§ **Exercises to complete**:
#1 In the biometric screening excerpt, what two other kinds of biometric information could the system be modified to capture instead of facial recognition?
#2 Retype everything in the biometric screening excerpt from "The system is" down to "expert analysts.".

§ **Page extract**:
The system is not required to utilize any single biometric
characteristic such as facial recognition, and may be modified to
capture and review other biometric information such as voice prints
and iris scanning. In any event, the benefits of both biometric
analyses and the use of expert analysts in real time significantly
improves results for minimal costs. As shown in FIG. 6, the packet
of information that is sent to the central facility for any
particular subject includes the biometric information as well as
copies of the pictures taken of the subject's face 406, photo-id
412 and photograph of the ticket 418. As shown in FIG. 7, each
expert analyst station may include the above as well as any
pertinent classified information 70 that is available only to the
expert analysts.
The present invention provides high quality data capture and
screening by leveraging the interaction between screening personnel
and people being screened. Biometric data collection devices that
are worn by the screener rely on the proximity and voice
interaction between the screener and subject to obtain very
reliable biometric data. The collection devices also communicate
with a central control system for full analysis and reporting of
the biometric data.

§ **Provided material**:

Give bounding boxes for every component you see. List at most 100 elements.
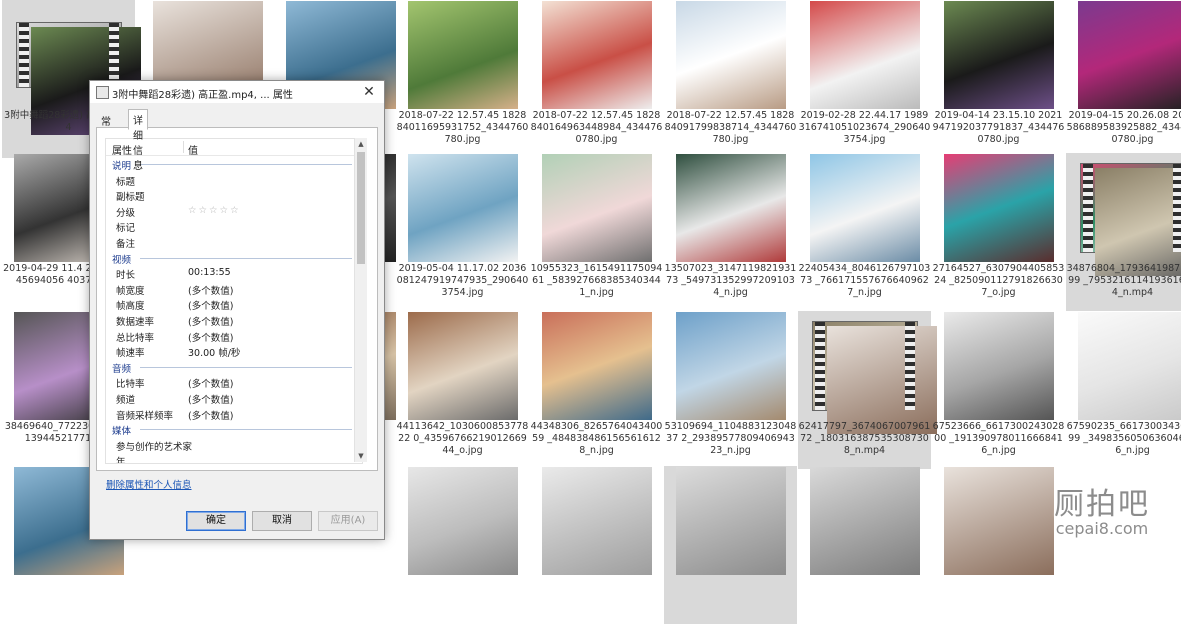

§ **Solutions to the problems**:
#1 Voice prints and iris scanning.

#2
The system is not required to utilize any single biometric
characteristic such as facial recognition, and may be modified to
capture and review other biometric information such as voice prints
and iris scanning. In any event, the benefits of both biometric
analyses and the use of expert analysts in real time significantly
improves results for minimal costs. As shown in FIG. 6, the packet
of information that is sent to the central facility for any
particular subject includes the biometric information as well as
copies of the pictures taken of the subject's face 406, photo-id
412 and photograph of the ticket 418. As shown in FIG. 7, each
expert analyst station may include the above as well as any
pertinent classified information 70 that is available only to the
expert analysts.